» The request:
Show every line where "title" occurs.

-- start of Records for the exercise --

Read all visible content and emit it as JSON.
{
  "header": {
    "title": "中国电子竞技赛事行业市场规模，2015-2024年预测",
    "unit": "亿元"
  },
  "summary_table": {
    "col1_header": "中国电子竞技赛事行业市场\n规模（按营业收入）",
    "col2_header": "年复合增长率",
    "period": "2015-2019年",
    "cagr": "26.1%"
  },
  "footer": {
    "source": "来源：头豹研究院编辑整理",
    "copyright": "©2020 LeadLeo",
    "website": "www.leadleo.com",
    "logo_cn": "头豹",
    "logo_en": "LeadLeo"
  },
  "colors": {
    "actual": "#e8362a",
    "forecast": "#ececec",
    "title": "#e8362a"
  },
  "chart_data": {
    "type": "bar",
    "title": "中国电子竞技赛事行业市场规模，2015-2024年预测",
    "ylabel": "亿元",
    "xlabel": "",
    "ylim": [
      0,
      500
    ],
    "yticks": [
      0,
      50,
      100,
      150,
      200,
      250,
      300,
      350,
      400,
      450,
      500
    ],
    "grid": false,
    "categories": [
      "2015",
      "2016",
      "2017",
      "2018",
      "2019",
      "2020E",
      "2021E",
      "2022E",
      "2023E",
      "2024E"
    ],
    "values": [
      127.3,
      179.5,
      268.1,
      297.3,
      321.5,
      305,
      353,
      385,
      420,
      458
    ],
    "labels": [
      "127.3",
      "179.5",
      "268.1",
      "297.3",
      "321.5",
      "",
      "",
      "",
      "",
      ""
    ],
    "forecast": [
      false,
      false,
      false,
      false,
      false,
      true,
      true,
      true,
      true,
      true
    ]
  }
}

-- end of Records for the exercise --
-- start of Records for the exercise --

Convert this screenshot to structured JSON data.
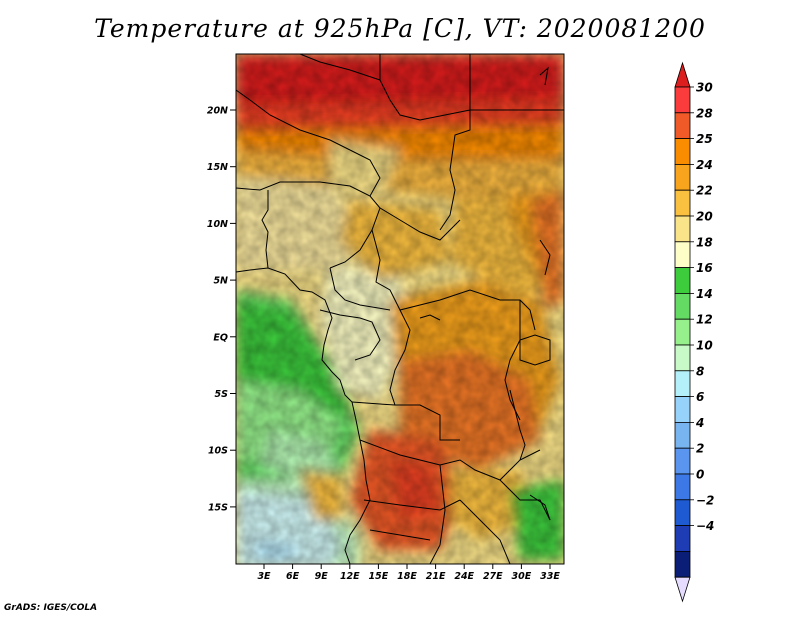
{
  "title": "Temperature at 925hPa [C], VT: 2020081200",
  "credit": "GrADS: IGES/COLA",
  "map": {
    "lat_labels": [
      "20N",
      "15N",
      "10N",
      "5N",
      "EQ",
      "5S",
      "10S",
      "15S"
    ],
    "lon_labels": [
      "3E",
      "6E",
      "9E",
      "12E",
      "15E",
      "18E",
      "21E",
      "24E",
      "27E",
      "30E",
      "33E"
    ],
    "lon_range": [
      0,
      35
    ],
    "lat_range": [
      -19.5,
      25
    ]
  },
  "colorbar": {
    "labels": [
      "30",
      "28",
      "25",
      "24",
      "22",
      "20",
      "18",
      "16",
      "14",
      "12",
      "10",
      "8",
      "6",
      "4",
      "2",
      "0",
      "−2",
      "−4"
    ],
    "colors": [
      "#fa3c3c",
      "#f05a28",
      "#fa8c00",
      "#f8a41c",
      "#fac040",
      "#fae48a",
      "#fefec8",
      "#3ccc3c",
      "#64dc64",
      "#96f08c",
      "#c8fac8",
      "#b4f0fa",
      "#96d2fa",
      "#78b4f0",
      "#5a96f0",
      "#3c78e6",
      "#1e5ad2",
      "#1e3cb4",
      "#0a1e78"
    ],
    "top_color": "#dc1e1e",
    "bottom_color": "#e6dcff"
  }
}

-- end of Records for the exercise --

» Answer to this exercise:
    "title": "中国电子竞技赛事行业市场规模，2015-2024年预测",
    "title": "#e8362a"
    "title": "中国电子竞技赛事行业市场规模，2015-2024年预测",
  "title": "Temperature at 925hPa [C], VT: 2020081200",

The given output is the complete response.